::: Listed entries

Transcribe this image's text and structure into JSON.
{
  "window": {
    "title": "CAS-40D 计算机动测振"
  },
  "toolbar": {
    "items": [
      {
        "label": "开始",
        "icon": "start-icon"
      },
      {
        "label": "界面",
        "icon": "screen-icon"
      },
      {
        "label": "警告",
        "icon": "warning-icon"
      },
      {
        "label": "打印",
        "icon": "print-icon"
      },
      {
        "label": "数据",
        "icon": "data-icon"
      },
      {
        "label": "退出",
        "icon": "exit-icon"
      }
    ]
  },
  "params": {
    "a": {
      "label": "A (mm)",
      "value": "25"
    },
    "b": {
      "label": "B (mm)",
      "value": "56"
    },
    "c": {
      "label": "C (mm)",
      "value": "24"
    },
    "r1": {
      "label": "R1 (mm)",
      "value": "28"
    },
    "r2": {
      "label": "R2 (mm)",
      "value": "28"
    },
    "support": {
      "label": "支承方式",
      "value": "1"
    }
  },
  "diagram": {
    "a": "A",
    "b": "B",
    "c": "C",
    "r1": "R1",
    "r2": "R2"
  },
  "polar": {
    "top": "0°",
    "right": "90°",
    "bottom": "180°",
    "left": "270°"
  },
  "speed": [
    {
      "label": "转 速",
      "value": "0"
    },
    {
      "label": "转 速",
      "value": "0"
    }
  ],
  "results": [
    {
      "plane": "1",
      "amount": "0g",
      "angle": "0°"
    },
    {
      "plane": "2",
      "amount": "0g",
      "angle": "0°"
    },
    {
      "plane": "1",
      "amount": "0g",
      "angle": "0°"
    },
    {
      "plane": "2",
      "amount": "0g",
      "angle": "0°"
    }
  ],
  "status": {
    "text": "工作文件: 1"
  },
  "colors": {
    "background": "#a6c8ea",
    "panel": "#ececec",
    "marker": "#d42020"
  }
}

::::::

### [Requirements]
Transcribe each entry precisely, missing none.

### [Exercise solution]
Transcribe this image's text and structure into JSON.
{
  "window": {
    "title": "CAS-40D 计算机动测振"
  },
  "toolbar": {
    "items": [
      {
        "label": "开始",
        "icon": "start-icon"
      },
      {
        "label": "界面",
        "icon": "screen-icon"
      },
      {
        "label": "警告",
        "icon": "warning-icon"
      },
      {
        "label": "打印",
        "icon": "print-icon"
      },
      {
        "label": "数据",
        "icon": "data-icon"
      },
      {
        "label": "退出",
        "icon": "exit-icon"
      }
    ]
  },
  "params": {
    "a": {
      "label": "A (mm)",
      "value": "25"
    },
    "b": {
      "label": "B (mm)",
      "value": "56"
    },
    "c": {
      "label": "C (mm)",
      "value": "24"
    },
    "r1": {
      "label": "R1 (mm)",
      "value": "28"
    },
    "r2": {
      "label": "R2 (mm)",
      "value": "28"
    },
    "support": {
      "label": "支承方式",
      "value": "1"
    }
  },
  "diagram": {
    "a": "A",
    "b": "B",
    "c": "C",
    "r1": "R1",
    "r2": "R2"
  },
  "polar": {
    "top": "0°",
    "right": "90°",
    "bottom": "180°",
    "left": "270°"
  },
  "speed": [
    {
      "label": "转 速",
      "value": "0"
    },
    {
      "label": "转 速",
      "value": "0"
    }
  ],
  "results": [
    {
      "plane": "1",
      "amount": "0g",
      "angle": "0°"
    },
    {
      "plane": "2",
      "amount": "0g",
      "angle": "0°"
    },
    {
      "plane": "1",
      "amount": "0g",
      "angle": "0°"
    },
    {
      "plane": "2",
      "amount": "0g",
      "angle": "0°"
    }
  ],
  "status": {
    "text": "工作文件: 1"
  },
  "colors": {
    "background": "#a6c8ea",
    "panel": "#ececec",
    "marker": "#d42020"
  }
}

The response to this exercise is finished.